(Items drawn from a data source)
** BEGIN **

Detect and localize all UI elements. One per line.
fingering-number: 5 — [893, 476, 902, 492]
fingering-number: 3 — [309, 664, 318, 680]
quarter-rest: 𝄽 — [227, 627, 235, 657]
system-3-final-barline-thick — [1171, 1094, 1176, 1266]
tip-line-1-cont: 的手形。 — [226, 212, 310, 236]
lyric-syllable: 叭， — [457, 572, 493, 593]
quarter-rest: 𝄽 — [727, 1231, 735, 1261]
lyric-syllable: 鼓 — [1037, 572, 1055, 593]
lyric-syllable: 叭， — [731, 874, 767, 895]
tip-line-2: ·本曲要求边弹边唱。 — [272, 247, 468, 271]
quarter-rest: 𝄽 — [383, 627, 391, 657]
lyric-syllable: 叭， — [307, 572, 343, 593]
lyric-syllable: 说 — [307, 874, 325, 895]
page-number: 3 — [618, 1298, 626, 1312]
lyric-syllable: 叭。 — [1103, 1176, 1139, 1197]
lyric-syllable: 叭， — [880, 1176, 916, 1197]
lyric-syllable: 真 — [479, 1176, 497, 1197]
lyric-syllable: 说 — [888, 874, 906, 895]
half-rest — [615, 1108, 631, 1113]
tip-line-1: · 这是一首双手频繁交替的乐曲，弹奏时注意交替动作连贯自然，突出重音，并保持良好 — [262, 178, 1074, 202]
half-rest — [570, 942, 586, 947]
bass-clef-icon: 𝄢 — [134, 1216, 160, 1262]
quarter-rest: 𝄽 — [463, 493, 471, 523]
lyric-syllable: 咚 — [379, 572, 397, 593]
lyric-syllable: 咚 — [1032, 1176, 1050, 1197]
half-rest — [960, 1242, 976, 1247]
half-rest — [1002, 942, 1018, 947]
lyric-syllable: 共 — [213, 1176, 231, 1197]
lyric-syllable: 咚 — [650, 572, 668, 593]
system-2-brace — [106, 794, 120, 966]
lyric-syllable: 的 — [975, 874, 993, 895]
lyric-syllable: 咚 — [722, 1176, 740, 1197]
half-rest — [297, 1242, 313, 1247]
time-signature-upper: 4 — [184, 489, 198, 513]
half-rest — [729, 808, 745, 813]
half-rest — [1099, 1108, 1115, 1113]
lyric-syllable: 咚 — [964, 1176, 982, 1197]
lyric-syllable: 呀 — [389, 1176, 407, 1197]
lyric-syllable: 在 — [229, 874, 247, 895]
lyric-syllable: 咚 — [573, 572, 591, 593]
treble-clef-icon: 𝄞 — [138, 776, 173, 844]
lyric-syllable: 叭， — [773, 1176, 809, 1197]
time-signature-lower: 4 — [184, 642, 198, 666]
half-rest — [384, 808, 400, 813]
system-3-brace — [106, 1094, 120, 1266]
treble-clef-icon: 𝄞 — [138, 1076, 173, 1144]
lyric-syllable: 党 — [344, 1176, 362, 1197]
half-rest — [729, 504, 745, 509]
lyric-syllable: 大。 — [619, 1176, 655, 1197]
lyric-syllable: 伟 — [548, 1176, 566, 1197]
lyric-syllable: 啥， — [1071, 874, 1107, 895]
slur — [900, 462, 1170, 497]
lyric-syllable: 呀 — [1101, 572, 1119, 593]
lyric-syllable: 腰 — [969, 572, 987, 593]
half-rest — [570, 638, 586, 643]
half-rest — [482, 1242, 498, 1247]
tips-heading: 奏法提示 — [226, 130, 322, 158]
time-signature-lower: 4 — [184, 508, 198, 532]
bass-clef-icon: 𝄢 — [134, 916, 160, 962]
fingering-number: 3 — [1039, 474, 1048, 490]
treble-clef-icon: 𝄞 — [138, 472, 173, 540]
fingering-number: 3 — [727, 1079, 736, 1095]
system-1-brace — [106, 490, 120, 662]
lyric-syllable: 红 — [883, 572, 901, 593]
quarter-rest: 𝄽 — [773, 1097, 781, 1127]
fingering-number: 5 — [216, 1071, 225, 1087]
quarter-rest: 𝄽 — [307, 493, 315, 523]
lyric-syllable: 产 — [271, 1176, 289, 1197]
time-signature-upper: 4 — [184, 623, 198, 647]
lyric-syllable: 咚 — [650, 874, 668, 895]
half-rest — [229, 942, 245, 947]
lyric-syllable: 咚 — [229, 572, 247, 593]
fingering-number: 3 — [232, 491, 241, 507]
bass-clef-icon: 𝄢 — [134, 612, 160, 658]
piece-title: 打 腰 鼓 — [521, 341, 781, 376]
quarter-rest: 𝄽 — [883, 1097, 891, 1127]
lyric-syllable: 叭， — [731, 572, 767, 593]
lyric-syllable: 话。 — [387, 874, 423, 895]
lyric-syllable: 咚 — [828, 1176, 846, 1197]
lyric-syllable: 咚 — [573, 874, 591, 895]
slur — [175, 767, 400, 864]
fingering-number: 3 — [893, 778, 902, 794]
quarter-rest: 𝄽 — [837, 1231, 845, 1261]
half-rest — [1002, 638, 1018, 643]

** END **

# Problem to solve:
Please quote every row above word for word, each on its own line.

# Solution for this task:
Detect and localize all UI elements. One per line.
fingering-number: 5 — [893, 476, 902, 492]
fingering-number: 3 — [309, 664, 318, 680]
quarter-rest: 𝄽 — [227, 627, 235, 657]
system-3-final-barline-thick — [1171, 1094, 1176, 1266]
tip-line-1-cont: 的手形。 — [226, 212, 310, 236]
lyric-syllable: 叭， — [457, 572, 493, 593]
quarter-rest: 𝄽 — [727, 1231, 735, 1261]
lyric-syllable: 鼓 — [1037, 572, 1055, 593]
lyric-syllable: 叭， — [731, 874, 767, 895]
tip-line-2: ·本曲要求边弹边唱。 — [272, 247, 468, 271]
quarter-rest: 𝄽 — [383, 627, 391, 657]
lyric-syllable: 叭， — [307, 572, 343, 593]
lyric-syllable: 说 — [307, 874, 325, 895]
page-number: 3 — [618, 1298, 626, 1312]
lyric-syllable: 叭。 — [1103, 1176, 1139, 1197]
lyric-syllable: 叭， — [880, 1176, 916, 1197]
lyric-syllable: 真 — [479, 1176, 497, 1197]
lyric-syllable: 说 — [888, 874, 906, 895]
half-rest — [615, 1108, 631, 1113]
tip-line-1: · 这是一首双手频繁交替的乐曲，弹奏时注意交替动作连贯自然，突出重音，并保持良好 — [262, 178, 1074, 202]
half-rest — [570, 942, 586, 947]
bass-clef-icon: 𝄢 — [134, 1216, 160, 1262]
quarter-rest: 𝄽 — [463, 493, 471, 523]
lyric-syllable: 咚 — [379, 572, 397, 593]
lyric-syllable: 咚 — [1032, 1176, 1050, 1197]
half-rest — [960, 1242, 976, 1247]
half-rest — [1002, 942, 1018, 947]
lyric-syllable: 共 — [213, 1176, 231, 1197]
lyric-syllable: 咚 — [650, 572, 668, 593]
system-2-brace — [106, 794, 120, 966]
lyric-syllable: 的 — [975, 874, 993, 895]
lyric-syllable: 咚 — [722, 1176, 740, 1197]
half-rest — [297, 1242, 313, 1247]
time-signature-upper: 4 — [184, 489, 198, 513]
half-rest — [729, 808, 745, 813]
half-rest — [1099, 1108, 1115, 1113]
lyric-syllable: 咚 — [964, 1176, 982, 1197]
lyric-syllable: 呀 — [389, 1176, 407, 1197]
lyric-syllable: 在 — [229, 874, 247, 895]
lyric-syllable: 咚 — [573, 572, 591, 593]
treble-clef-icon: 𝄞 — [138, 776, 173, 844]
lyric-syllable: 叭， — [773, 1176, 809, 1197]
time-signature-lower: 4 — [184, 642, 198, 666]
half-rest — [384, 808, 400, 813]
system-3-brace — [106, 1094, 120, 1266]
treble-clef-icon: 𝄞 — [138, 1076, 173, 1144]
lyric-syllable: 党 — [344, 1176, 362, 1197]
half-rest — [729, 504, 745, 509]
lyric-syllable: 大。 — [619, 1176, 655, 1197]
lyric-syllable: 伟 — [548, 1176, 566, 1197]
lyric-syllable: 啥， — [1071, 874, 1107, 895]
slur — [900, 462, 1170, 497]
lyric-syllable: 呀 — [1101, 572, 1119, 593]
lyric-syllable: 腰 — [969, 572, 987, 593]
half-rest — [570, 638, 586, 643]
half-rest — [482, 1242, 498, 1247]
tips-heading: 奏法提示 — [226, 130, 322, 158]
time-signature-lower: 4 — [184, 508, 198, 532]
bass-clef-icon: 𝄢 — [134, 916, 160, 962]
fingering-number: 3 — [1039, 474, 1048, 490]
treble-clef-icon: 𝄞 — [138, 472, 173, 540]
fingering-number: 3 — [727, 1079, 736, 1095]
system-1-brace — [106, 490, 120, 662]
lyric-syllable: 红 — [883, 572, 901, 593]
quarter-rest: 𝄽 — [773, 1097, 781, 1127]
fingering-number: 5 — [216, 1071, 225, 1087]
quarter-rest: 𝄽 — [307, 493, 315, 523]
lyric-syllable: 产 — [271, 1176, 289, 1197]
time-signature-upper: 4 — [184, 623, 198, 647]
lyric-syllable: 咚 — [650, 874, 668, 895]
half-rest — [229, 942, 245, 947]
lyric-syllable: 咚 — [229, 572, 247, 593]
fingering-number: 3 — [232, 491, 241, 507]
bass-clef-icon: 𝄢 — [134, 612, 160, 658]
piece-title: 打 腰 鼓 — [521, 341, 781, 376]
quarter-rest: 𝄽 — [883, 1097, 891, 1127]
lyric-syllable: 叭， — [731, 572, 767, 593]
lyric-syllable: 话。 — [387, 874, 423, 895]
lyric-syllable: 咚 — [828, 1176, 846, 1197]
lyric-syllable: 咚 — [573, 874, 591, 895]
slur — [175, 767, 400, 864]
fingering-number: 3 — [893, 778, 902, 794]
quarter-rest: 𝄽 — [837, 1231, 845, 1261]
half-rest — [1002, 638, 1018, 643]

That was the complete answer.